* START *

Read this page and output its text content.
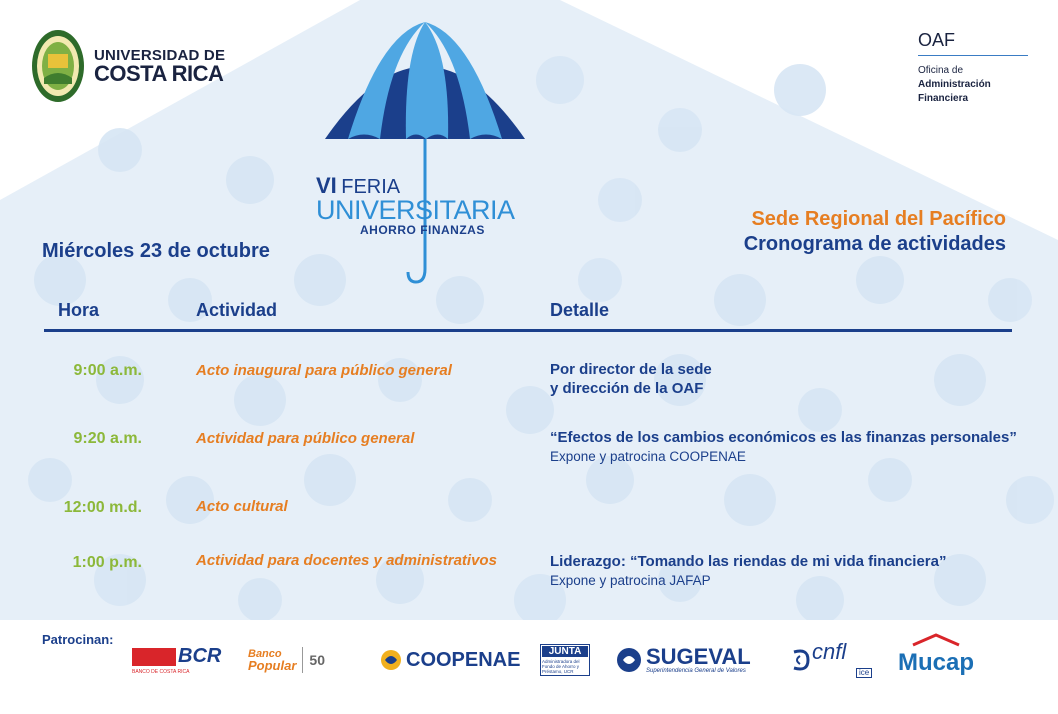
UNIVERSIDAD DE
COSTA RICA
OAF
Oficina de
Administración
Financiera
VI FERIA
UNIVERSITARIA
AHORRO FINANZAS
Miércoles 23 de octubre
Sede Regional del Pacífico
Cronograma de actividades
Hora	Actividad	Detalle
9:00 a.m.	Acto inaugural para público general	Por director de la sede
y dirección de la OAF
9:20 a.m.	Actividad para público general	“Efectos de los cambios económicos es las finanzas personales”
Expone y patrocina COOPENAE
12:00 m.d.	Acto cultural
1:00 p.m.	Actividad para docentes y administrativos	Liderazgo: “Tomando las riendas de mi vida financiera”
Expone y patrocina JAFAP
Patrocinan:
BCR
BANCO DE COSTA RICA
Banco
Popular 50	COOPENAE	JUNTA
Administradora del Fondo de Ahorro y Préstamo, UCR
SUGEVAL
Superintendencia General de Valores
cnfl
ice Mucap
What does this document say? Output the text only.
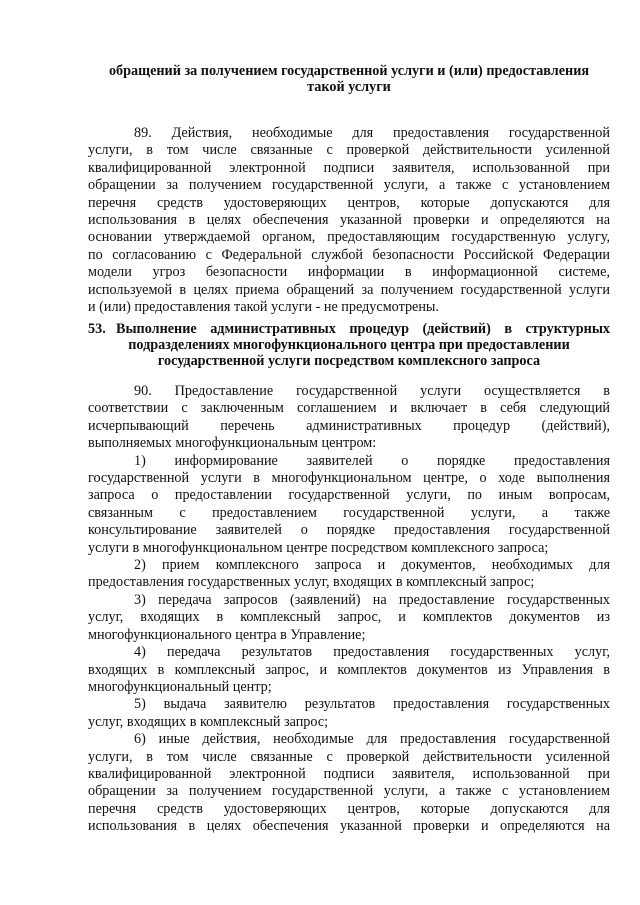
обращений за получением государственной услуги и (или) предоставления
такой услуги
89. Действия, необходимые для предоставления государственной
услуги, в том числе связанные с проверкой действительности усиленной
квалифицированной электронной подписи заявителя, использованной при
обращении за получением государственной услуги, а также с установлением
перечня средств удостоверяющих центров, которые допускаются для
использования в целях обеспечения указанной проверки и определяются на
основании утверждаемой органом, предоставляющим государственную услугу,
по согласованию с Федеральной службой безопасности Российской Федерации
модели угроз безопасности информации в информационной системе,
используемой в целях приема обращений за получением государственной услуги
и (или) предоставления такой услуги - не предусмотрены.
53. Выполнение административных процедур (действий) в структурных
подразделениях многофункционального центра при предоставлении
государственной услуги посредством комплексного запроса
90. Предоставление государственной услуги осуществляется в
соответствии с заключенным соглашением и включает в себя следующий
исчерпывающий перечень административных процедур (действий),
выполняемых многофункциональным центром:
1) информирование заявителей о порядке предоставления
государственной услуги в многофункциональном центре, о ходе выполнения
запроса о предоставлении государственной услуги, по иным вопросам,
связанным с предоставлением государственной услуги, а также
консультирование заявителей о порядке предоставления государственной
услуги в многофункциональном центре посредством комплексного запроса;
2) прием комплексного запроса и документов, необходимых для
предоставления государственных услуг, входящих в комплексный запрос;
3) передача запросов (заявлений) на предоставление государственных
услуг, входящих в комплексный запрос, и комплектов документов из
многофункционального центра в Управление;
4) передача результатов предоставления государственных услуг,
входящих в комплексный запрос, и комплектов документов из Управления в
многофункциональный центр;
5) выдача заявителю результатов предоставления государственных
услуг, входящих в комплексный запрос;
6) иные действия, необходимые для предоставления государственной
услуги, в том числе связанные с проверкой действительности усиленной
квалифицированной электронной подписи заявителя, использованной при
обращении за получением государственной услуги, а также с установлением
перечня средств удостоверяющих центров, которые допускаются для
использования в целях обеспечения указанной проверки и определяются на
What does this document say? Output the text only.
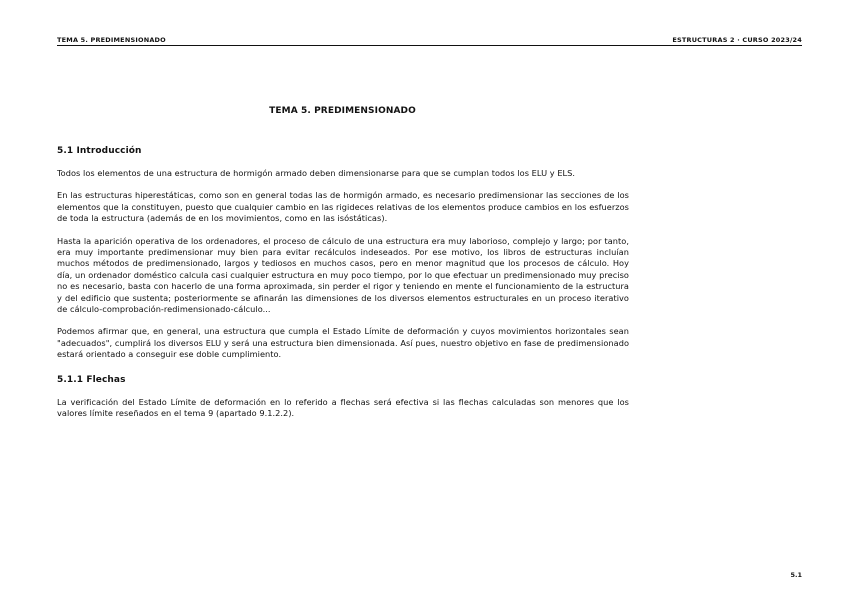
TEMA 5. PREDIMENSIONADO	ESTRUCTURAS 2 · CURSO 2023/24
TEMA 5. PREDIMENSIONADO
5.1 Introducción

Todos los elementos de una estructura de hormigón armado deben dimensionarse para que se cumplan todos los ELU y ELS.

En las estructuras hiperestáticas, como son en general todas las de hormigón armado, es necesario predimensionar las secciones de los elementos que la constituyen, puesto que cualquier cambio en las rigideces relativas de los elementos produce cambios en los esfuerzos de toda la estructura (además de en los movimientos, como en las isóstáticas).

Hasta la aparición operativa de los ordenadores, el proceso de cálculo de una estructura era muy laborioso, complejo y largo; por tanto, era muy importante predimensionar muy bien para evitar recálculos indeseados. Por ese motivo, los libros de estructuras incluían muchos métodos de predimensionado, largos y tediosos en muchos casos, pero en menor magnitud que los procesos de cálculo. Hoy día, un ordenador doméstico calcula casi cualquier estructura en muy poco tiempo, por lo que efectuar un predimensionado muy preciso no es necesario, basta con hacerlo de una forma aproximada, sin perder el rigor y teniendo en mente el funcionamiento de la estructura y del edificio que sustenta; posteriormente se afinarán las dimensiones de los diversos elementos estructurales en un proceso iterativo de cálculo-comprobación-redimensionado-cálculo...

Podemos afirmar que, en general, una estructura que cumpla el Estado Límite de deformación y cuyos movimientos horizontales sean "adecuados", cumplirá los diversos ELU y será una estructura bien dimensionada. Así pues, nuestro objetivo en fase de predimensionado estará orientado a conseguir ese doble cumplimiento.

5.1.1 Flechas

La verificación del Estado Límite de deformación en lo referido a flechas será efectiva si las flechas calculadas son menores que los valores límite reseñados en el tema 9 (apartado 9.1.2.2).

5.1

* END *

● What you should do
Scan the lines for the string "комплектов". Copy out each line that matches.

● Task output
услуг, входящих в комплексный запрос, и комплектов документов из
входящих в комплексный запрос, и комплектов документов из Управления в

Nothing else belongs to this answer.